◆ **Brief**
How many lines of the material below contain the string "Differential"? Answer with the number and nothing else.
-- Begin Data shown --
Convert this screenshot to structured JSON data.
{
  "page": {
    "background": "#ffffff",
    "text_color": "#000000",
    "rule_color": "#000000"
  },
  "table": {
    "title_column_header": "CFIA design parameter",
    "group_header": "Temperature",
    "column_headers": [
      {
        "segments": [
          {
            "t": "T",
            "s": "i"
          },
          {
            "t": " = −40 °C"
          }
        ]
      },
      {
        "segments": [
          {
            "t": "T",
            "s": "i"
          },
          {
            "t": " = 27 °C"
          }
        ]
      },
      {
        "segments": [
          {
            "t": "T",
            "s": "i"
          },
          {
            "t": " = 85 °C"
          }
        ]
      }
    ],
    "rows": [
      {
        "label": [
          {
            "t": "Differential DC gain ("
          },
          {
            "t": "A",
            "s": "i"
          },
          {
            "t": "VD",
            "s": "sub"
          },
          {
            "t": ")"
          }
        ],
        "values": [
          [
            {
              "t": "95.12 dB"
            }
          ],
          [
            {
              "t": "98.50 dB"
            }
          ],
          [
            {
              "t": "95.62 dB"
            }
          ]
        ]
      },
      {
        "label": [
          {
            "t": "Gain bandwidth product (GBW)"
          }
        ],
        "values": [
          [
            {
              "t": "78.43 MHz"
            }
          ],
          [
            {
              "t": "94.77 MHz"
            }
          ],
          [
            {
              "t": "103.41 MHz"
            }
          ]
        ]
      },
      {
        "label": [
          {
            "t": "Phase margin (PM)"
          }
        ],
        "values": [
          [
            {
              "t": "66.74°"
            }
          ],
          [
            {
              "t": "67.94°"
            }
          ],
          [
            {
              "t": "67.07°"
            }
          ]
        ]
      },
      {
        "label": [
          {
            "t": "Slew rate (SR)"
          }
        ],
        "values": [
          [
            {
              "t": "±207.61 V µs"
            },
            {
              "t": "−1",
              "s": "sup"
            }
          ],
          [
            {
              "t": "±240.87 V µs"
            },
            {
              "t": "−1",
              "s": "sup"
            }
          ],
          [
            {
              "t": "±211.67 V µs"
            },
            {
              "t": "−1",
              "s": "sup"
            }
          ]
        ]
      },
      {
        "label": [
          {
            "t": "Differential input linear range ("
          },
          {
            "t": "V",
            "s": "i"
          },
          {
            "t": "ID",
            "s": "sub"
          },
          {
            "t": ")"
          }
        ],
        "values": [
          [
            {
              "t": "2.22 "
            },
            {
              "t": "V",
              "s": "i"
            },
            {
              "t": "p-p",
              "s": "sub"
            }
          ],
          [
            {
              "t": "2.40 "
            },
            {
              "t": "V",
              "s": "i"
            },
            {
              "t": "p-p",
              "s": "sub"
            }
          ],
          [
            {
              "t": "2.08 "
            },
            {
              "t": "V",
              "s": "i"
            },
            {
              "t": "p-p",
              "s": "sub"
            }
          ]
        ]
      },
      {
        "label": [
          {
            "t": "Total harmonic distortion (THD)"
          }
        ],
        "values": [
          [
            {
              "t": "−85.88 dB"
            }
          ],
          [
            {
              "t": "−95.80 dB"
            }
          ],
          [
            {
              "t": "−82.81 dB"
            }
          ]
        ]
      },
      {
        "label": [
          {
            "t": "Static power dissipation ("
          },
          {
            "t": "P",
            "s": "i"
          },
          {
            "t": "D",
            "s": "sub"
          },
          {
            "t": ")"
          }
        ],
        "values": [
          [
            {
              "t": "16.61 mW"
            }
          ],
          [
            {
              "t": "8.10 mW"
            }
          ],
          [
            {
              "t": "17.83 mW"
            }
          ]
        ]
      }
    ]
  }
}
-- End Data shown --
◆ **Reply**
2